> INSTRUÇÕES:
**A.** Indique se cada afirmação a seguir concorda com o texto sobre o tempo. Responda sim ou não e cite literalmente as palavras do texto que decidem: (i) Chronos é apresentado como o deus grego do tempo; (ii) o ditado "água mole em pedra dura tanto bate até que fura" é descrito como um ditado sobre a água; (iii) segundo o texto, o tempo perdoa algumas pessoas.
**B.** Por favor, traduza para o inglês esta frase do texto sobre o tempo: "Em toda a sua grandeza física, o tempo, em termos absolutos, passa; e nós fenecemos."
**C.** Devolva, sem nenhuma alteração, o trecho do texto sobre o tempo que vai de "Em toda a sua" até "é uma questão de tempo.".

> TEXTO DE ORIGEM:
Imagine que você resolvesse discordar do tempo. Como assim, discordar do tempo? Assim. Discordar do tempo. Não estou falando de algo como “arrumar o relógio errado”, para discordar do tempo. Chegar na cara do tempo e dar uma moral... Opa, mas ninguém te disse que o tempo tem uma cara? Muito menos que o tempo conversa? Nas mitologias antigas poderia ter, o que seria o caso de Chronos, o grego, e Saturno, o romano, os deuses clássicos do tempo. Porque as mitologias já foram visões de mundo bastante levadas a sério para dar conta de explicar as coisas naturais, ou simplesmente de admitir a existência de coisas incompreensíveis em sua natureza.

Em toda a sua grandeza física, o tempo, em termos absolutos, passa; e nós fenecemos. O tempo não perdoa nada nem ninguém. Em sua dimensão metafísica e filosófica, o tempo se torna juiz e executor de diversas penas e graças, tanto para punição como para redenção, respectivamente. Há muitos ditados populares sobre o tempo, muitos deles sábios, inclusive. “O tempo tudo cura”. “O tempo mostra a verdade”. O tempo isso e o tempo aquilo. Até aquele “água mole em pedra dura tanto bate até que fura” é um ditado que fala sobre o tempo, no fundo, e não sobre água e muito menos sobre pedra. Explicitando o sentido, o ditado aí diz que os efeitos da erosão são só uma questão de tempo. O tempo é tudo e tudo é uma questão de tempo.

Dividimos o tempo. Calculamos o tempo. Contamos o tempo. Em algumas situações, esperamos o tempo passar. Em outras ocasiões, torcemos para que o tempo não passe. Pouca gente sã ousaria dizer que resolveu, assim como quem diz que resolveu encarar o chefe e pedir um aumento, dizer que chamou o tempo no lero-lero, que resolveu bater um papo sério com o tempo. Coisa de louco isso seria. Mas ainda bem que temos, na herança de uma tradição que vem desde as mitologias, passando pelo ditirambo e várias outra coisas, a poesia e a canção. E exatamente aí, no fazer poético que não deve satisfação ao mundo como ele é, ou como a maioria de nós acha que ele é, que o poeta, em sua inspiração e graça, põe-se a dialogar com o tempo.

> MATERIAL APRESENTADO:
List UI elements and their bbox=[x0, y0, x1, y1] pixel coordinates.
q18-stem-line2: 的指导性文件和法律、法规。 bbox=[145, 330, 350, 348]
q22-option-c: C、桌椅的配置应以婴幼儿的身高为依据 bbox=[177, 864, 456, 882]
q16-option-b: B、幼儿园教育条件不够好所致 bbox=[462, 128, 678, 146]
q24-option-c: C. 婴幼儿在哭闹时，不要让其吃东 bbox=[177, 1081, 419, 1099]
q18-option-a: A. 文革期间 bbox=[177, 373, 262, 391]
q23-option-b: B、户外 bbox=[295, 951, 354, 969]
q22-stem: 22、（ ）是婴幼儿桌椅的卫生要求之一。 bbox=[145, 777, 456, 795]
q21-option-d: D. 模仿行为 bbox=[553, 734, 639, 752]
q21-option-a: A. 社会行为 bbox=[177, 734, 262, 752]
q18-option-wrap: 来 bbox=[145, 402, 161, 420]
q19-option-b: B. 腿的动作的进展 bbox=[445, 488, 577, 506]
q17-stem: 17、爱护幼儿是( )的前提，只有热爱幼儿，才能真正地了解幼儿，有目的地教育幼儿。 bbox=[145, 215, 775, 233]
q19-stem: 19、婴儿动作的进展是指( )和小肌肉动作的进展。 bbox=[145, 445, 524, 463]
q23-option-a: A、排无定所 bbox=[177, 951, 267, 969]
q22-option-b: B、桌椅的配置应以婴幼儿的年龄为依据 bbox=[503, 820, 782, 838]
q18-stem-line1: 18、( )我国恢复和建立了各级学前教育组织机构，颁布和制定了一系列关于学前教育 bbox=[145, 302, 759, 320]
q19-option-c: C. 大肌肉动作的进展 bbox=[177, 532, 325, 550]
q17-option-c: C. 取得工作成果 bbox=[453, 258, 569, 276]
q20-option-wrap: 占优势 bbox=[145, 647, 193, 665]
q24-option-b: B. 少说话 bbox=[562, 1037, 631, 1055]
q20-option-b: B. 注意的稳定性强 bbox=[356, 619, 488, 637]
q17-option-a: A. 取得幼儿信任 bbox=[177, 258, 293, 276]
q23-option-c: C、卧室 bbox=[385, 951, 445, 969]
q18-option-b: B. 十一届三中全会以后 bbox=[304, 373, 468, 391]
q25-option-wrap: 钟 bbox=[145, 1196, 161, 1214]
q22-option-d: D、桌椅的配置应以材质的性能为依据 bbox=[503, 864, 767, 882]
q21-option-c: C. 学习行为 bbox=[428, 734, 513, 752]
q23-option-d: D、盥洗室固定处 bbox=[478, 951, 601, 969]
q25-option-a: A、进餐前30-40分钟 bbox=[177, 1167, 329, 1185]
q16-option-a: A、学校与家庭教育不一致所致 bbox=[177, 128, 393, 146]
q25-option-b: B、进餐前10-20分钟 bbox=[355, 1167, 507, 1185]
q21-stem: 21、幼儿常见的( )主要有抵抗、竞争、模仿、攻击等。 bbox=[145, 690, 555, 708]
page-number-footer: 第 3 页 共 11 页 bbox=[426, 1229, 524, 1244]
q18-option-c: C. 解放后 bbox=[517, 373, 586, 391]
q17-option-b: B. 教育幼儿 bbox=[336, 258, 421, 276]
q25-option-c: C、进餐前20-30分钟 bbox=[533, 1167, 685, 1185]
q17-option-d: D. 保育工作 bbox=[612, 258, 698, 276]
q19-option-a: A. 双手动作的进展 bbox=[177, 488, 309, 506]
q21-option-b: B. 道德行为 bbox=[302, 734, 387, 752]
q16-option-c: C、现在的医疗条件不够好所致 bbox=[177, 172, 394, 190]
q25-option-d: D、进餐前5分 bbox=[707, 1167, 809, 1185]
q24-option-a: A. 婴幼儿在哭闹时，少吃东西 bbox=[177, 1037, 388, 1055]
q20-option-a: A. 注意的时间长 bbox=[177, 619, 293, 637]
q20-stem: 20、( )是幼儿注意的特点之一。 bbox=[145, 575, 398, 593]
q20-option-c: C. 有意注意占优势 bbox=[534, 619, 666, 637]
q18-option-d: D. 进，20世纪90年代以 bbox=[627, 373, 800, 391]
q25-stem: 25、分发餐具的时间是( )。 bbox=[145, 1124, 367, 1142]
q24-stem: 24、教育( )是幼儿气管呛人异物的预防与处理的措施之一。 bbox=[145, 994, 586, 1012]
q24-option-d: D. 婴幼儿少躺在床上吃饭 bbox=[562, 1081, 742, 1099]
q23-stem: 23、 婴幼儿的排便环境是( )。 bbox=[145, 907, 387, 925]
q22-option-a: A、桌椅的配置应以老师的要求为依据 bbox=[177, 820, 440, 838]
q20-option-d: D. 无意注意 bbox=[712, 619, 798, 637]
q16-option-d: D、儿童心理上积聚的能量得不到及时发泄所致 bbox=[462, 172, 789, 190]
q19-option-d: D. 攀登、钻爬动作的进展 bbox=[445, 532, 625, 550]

> RESPOSTAS POR TAREFA:
**A.**
(i) Sim: "o que seria o caso de Chronos, o grego, e Saturno, o romano, os deuses clássicos do tempo".
(ii) Não: "é um ditado que fala sobre o tempo, no fundo, e não sobre água e muito menos sobre pedra".
(iii) Não: "O tempo não perdoa nada nem ninguém."

**B.** In all its physical grandeur, time, in absolute terms, passes; and we wither away.

**C.**
Em toda a sua grandeza física, o tempo, em termos absolutos, passa; e nós fenecemos. O tempo não perdoa nada nem ninguém. Em sua dimensão metafísica e filosófica, o tempo se torna juiz e executor de diversas penas e graças, tanto para punição como para redenção, respectivamente. Há muitos ditados populares sobre o tempo, muitos deles sábios, inclusive. “O tempo tudo cura”. “O tempo mostra a verdade”. O tempo isso e o tempo aquilo. Até aquele “água mole em pedra dura tanto bate até que fura” é um ditado que fala sobre o tempo, no fundo, e não sobre água e muito menos sobre pedra. Explicitando o sentido, o ditado aí diz que os efeitos da erosão são só uma questão de tempo. O tempo é tudo e tudo é uma questão de tempo.